▶ _What is expected_
Show each line that has the string "image" in it.

▶ _Given entries_
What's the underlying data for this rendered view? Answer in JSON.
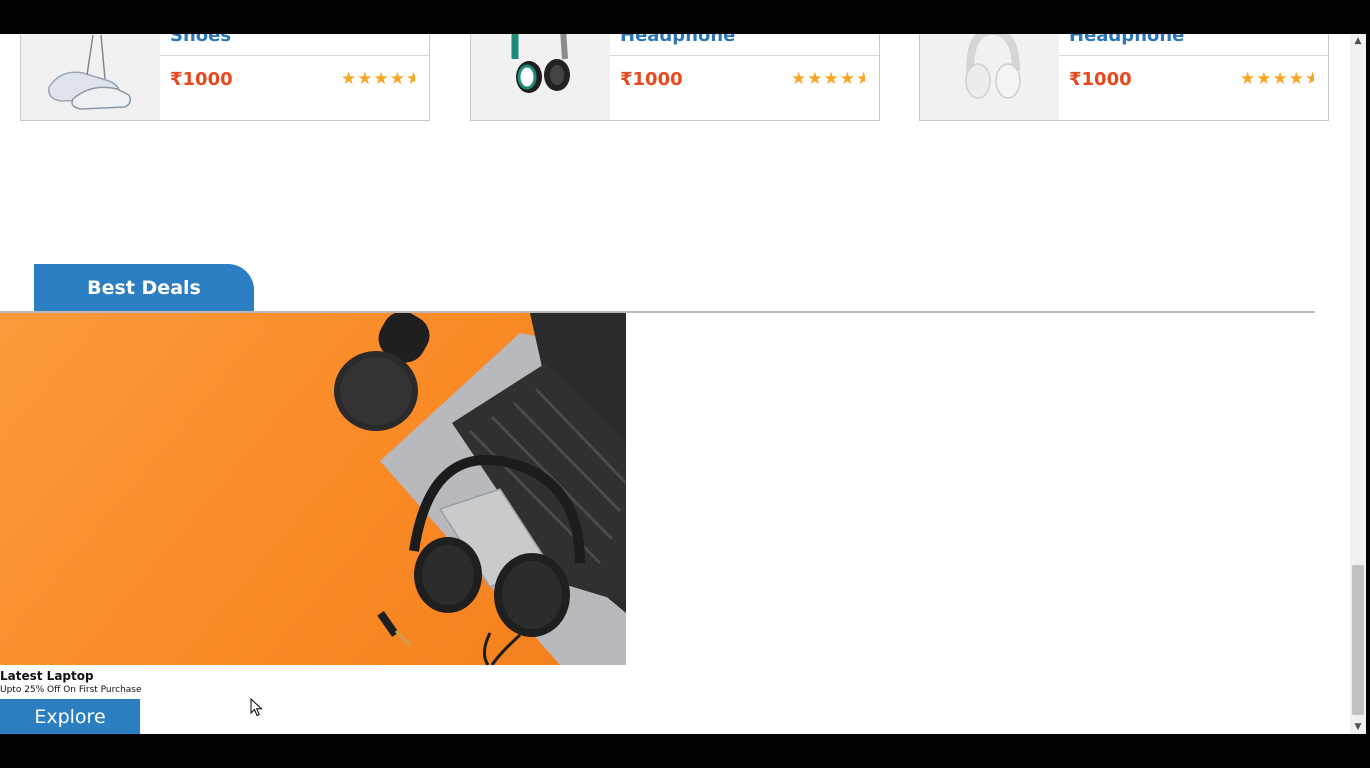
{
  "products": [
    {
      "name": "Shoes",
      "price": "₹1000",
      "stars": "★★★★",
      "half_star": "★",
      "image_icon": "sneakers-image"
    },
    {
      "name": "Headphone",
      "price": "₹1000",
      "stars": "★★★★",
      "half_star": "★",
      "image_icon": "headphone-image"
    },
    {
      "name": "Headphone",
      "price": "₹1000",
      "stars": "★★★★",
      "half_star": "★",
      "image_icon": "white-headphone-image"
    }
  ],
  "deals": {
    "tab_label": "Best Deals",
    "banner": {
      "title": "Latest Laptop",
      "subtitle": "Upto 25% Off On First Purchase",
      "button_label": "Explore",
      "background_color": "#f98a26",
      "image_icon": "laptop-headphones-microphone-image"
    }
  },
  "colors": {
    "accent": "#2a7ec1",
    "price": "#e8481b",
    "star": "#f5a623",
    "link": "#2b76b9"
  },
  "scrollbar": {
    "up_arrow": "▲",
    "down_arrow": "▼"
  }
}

▶ _Task answer_
      "image_icon": "sneakers-image"
      "image_icon": "headphone-image"
      "image_icon": "white-headphone-image"
      "image_icon": "laptop-headphones-microphone-image"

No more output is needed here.